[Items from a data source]
>>>

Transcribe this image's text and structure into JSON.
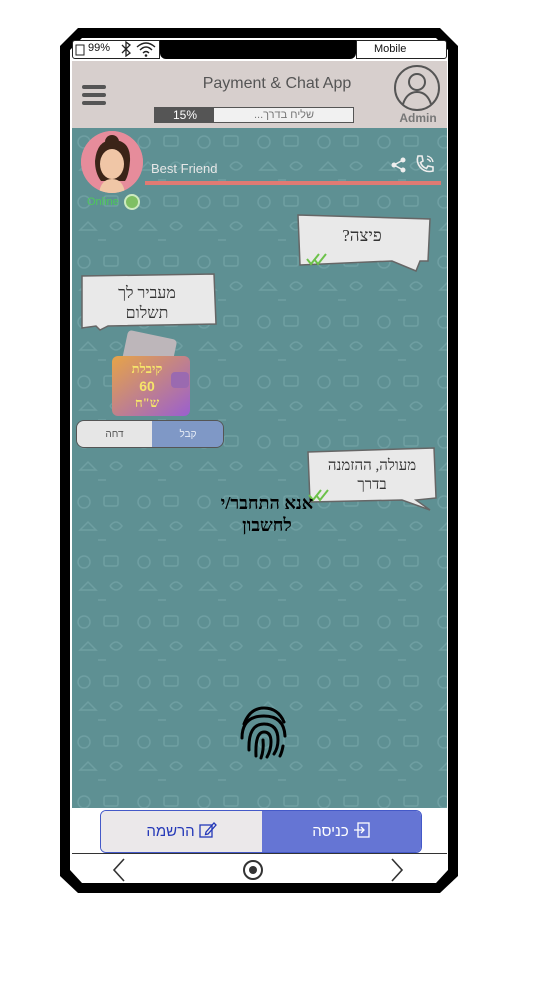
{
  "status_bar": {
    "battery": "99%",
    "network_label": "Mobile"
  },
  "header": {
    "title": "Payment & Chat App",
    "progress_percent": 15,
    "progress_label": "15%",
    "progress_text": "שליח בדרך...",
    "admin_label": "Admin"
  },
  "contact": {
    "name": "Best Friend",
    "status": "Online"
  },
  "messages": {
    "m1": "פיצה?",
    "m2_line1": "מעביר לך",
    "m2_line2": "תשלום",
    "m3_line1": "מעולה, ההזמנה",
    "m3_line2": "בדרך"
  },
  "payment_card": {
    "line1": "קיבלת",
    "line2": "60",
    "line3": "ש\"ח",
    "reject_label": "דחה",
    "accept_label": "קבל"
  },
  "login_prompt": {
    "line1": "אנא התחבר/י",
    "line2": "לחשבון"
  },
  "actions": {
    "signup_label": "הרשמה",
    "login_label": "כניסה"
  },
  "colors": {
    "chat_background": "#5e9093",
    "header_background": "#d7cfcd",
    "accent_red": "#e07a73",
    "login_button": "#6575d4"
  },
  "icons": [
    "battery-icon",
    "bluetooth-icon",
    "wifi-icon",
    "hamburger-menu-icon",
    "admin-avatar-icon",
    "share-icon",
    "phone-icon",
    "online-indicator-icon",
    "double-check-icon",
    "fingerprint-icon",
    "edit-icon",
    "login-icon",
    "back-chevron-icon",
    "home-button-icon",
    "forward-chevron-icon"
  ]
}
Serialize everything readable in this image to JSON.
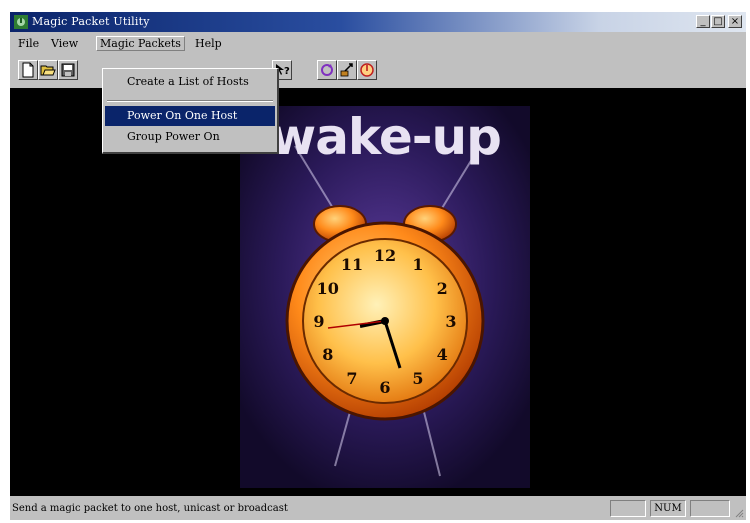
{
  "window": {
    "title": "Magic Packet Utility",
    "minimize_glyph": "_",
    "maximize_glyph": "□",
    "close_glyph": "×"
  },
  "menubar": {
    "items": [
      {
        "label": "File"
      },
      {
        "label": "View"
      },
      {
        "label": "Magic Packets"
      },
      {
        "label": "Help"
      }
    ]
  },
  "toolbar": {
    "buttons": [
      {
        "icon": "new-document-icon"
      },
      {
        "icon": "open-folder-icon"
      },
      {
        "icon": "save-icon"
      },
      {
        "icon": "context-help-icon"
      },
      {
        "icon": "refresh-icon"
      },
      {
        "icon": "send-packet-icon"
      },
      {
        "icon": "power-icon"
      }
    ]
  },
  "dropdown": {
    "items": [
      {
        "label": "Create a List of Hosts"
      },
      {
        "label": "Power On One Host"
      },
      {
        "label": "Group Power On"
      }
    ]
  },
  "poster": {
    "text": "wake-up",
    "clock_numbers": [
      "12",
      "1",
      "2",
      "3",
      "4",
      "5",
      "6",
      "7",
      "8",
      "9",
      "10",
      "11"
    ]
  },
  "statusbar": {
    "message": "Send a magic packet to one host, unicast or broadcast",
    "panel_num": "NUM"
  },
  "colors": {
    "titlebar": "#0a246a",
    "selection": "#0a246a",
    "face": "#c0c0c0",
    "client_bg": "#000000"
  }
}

<<<
>>>

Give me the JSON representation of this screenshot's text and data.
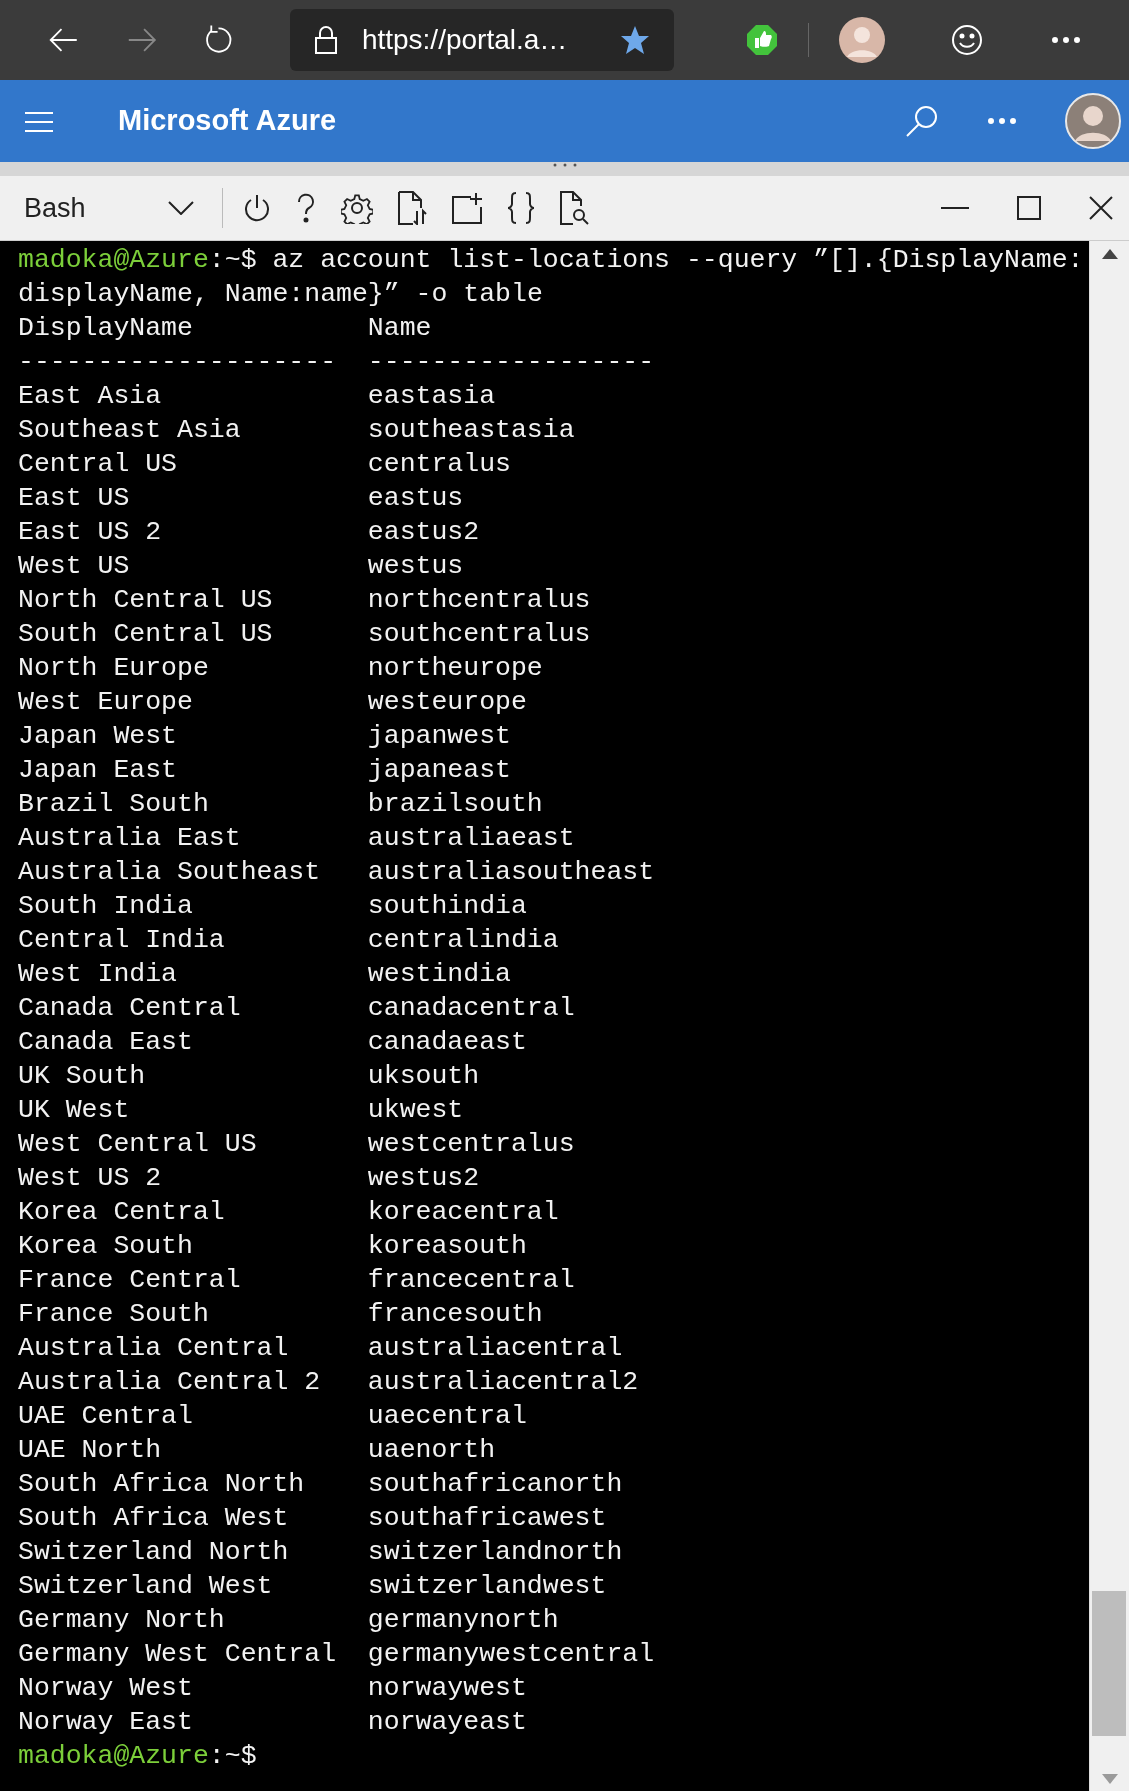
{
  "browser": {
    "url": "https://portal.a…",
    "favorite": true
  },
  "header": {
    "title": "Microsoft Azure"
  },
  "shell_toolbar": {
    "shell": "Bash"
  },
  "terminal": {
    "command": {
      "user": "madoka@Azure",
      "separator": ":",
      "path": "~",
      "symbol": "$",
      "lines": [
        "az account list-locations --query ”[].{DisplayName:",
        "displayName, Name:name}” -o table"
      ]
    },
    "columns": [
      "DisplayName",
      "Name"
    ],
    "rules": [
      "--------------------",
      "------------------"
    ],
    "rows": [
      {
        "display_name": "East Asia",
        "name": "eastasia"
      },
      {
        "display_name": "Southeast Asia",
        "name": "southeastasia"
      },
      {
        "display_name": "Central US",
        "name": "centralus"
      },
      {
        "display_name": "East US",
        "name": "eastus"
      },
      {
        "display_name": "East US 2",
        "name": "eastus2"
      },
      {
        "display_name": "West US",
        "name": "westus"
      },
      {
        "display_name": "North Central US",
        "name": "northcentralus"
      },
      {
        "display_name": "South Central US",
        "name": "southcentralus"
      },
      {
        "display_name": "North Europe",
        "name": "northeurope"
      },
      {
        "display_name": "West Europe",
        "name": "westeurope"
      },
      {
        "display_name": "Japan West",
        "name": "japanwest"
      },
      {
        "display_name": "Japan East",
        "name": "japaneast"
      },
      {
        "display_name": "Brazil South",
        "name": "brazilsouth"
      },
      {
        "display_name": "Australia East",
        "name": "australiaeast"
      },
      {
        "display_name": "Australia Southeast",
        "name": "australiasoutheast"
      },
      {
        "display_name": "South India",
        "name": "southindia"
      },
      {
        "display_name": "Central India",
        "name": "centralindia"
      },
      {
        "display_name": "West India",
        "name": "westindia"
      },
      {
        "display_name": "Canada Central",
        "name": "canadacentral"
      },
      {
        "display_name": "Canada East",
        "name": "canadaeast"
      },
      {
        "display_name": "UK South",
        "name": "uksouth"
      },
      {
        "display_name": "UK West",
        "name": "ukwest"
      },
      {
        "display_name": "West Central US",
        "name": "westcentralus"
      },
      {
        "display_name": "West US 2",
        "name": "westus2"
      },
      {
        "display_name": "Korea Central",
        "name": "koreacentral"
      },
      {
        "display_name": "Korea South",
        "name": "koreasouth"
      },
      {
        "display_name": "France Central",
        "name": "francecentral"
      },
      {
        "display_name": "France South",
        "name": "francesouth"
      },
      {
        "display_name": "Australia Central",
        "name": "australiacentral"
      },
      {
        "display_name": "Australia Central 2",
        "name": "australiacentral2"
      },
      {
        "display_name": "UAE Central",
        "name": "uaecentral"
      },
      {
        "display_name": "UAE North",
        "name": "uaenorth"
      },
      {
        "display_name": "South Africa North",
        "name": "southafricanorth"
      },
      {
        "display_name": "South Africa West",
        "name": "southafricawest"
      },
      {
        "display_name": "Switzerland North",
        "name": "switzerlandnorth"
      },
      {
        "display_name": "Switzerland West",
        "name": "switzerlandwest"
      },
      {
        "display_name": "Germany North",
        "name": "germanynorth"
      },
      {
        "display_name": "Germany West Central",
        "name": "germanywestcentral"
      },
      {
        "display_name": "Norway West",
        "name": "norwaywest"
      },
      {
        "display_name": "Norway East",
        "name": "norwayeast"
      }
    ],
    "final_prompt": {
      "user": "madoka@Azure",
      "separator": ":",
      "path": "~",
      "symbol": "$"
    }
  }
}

<<<
>>>

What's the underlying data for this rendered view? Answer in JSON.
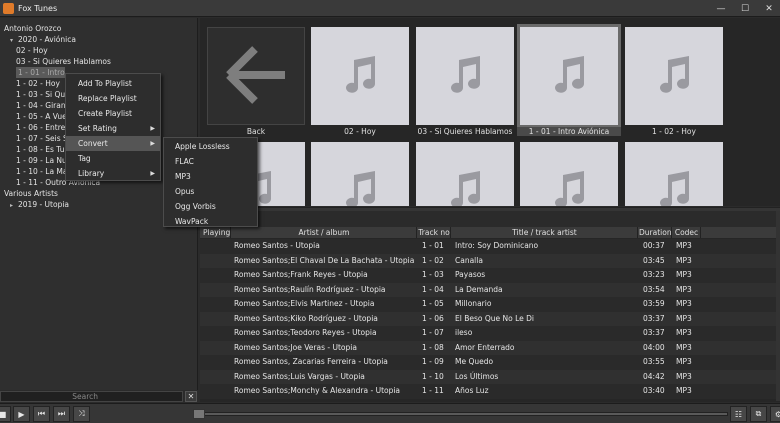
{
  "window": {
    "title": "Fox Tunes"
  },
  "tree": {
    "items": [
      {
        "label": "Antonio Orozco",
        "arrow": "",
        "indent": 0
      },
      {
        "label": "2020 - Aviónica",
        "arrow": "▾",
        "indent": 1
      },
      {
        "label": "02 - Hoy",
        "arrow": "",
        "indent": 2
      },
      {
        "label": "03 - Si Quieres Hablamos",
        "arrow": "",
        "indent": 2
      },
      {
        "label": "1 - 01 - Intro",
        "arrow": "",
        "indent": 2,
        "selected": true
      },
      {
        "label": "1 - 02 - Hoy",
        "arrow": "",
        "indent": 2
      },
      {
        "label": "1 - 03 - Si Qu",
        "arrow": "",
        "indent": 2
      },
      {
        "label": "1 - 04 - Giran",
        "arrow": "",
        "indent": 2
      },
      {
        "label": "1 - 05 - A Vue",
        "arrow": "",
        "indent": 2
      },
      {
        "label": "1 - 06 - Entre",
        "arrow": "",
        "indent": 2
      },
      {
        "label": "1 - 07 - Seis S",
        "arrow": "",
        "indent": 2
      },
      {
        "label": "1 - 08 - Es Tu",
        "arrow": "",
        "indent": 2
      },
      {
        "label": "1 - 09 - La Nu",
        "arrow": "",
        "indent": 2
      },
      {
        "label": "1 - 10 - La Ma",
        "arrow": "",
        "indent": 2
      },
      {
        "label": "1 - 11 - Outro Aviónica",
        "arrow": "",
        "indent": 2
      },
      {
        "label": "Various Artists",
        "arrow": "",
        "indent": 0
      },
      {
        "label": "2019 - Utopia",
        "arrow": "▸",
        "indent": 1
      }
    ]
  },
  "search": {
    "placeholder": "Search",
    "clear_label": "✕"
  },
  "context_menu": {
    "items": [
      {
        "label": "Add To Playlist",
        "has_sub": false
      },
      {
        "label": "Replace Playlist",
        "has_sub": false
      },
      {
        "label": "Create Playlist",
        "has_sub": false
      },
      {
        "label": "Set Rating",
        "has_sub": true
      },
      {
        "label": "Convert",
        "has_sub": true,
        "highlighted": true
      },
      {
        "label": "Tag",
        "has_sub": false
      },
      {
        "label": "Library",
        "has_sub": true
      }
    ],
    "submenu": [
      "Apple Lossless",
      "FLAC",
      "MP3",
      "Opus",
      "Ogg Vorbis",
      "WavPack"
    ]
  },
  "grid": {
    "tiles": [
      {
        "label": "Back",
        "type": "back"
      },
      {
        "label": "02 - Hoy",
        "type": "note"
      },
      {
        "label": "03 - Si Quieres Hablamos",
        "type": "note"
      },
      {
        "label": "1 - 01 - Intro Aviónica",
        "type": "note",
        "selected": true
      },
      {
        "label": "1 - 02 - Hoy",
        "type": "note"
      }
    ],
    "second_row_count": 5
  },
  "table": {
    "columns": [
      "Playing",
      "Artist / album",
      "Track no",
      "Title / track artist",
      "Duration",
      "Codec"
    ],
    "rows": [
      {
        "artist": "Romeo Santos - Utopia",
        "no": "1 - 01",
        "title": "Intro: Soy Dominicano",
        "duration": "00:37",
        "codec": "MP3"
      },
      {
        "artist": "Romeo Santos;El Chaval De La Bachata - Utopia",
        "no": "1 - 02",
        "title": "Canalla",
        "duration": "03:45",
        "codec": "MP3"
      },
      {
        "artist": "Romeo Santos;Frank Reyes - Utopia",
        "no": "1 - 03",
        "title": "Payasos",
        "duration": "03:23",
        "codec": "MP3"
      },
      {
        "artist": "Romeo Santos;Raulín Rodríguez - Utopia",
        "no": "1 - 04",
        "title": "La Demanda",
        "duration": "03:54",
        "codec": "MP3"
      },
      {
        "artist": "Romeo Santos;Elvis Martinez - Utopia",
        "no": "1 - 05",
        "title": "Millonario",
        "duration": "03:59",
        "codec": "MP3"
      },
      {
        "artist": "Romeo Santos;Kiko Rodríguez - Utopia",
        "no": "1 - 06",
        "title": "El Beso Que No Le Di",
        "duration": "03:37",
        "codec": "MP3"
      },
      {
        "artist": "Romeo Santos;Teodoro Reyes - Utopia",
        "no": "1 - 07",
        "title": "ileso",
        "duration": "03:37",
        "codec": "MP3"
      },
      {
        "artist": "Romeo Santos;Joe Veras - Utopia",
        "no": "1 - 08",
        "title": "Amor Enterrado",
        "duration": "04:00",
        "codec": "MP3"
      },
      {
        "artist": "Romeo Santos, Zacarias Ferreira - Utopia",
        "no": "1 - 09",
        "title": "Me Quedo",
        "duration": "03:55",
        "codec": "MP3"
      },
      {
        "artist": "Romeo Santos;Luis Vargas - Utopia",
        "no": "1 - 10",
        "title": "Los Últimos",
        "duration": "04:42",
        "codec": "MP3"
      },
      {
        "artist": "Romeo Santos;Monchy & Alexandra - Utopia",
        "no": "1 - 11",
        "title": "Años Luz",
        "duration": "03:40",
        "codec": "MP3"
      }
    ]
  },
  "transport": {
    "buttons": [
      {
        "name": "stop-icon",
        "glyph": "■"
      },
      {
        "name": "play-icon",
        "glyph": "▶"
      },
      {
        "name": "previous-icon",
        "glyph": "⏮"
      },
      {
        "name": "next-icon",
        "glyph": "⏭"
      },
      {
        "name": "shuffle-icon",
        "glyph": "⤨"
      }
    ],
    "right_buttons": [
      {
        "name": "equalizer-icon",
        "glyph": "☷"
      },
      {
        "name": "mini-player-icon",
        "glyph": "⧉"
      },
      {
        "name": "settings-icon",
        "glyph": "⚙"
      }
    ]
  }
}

<<<

Copy out each line of the data containing the string "בדרך".

    "progress_text": "שליח בדרך...",
    "m3_line2": "בדרך"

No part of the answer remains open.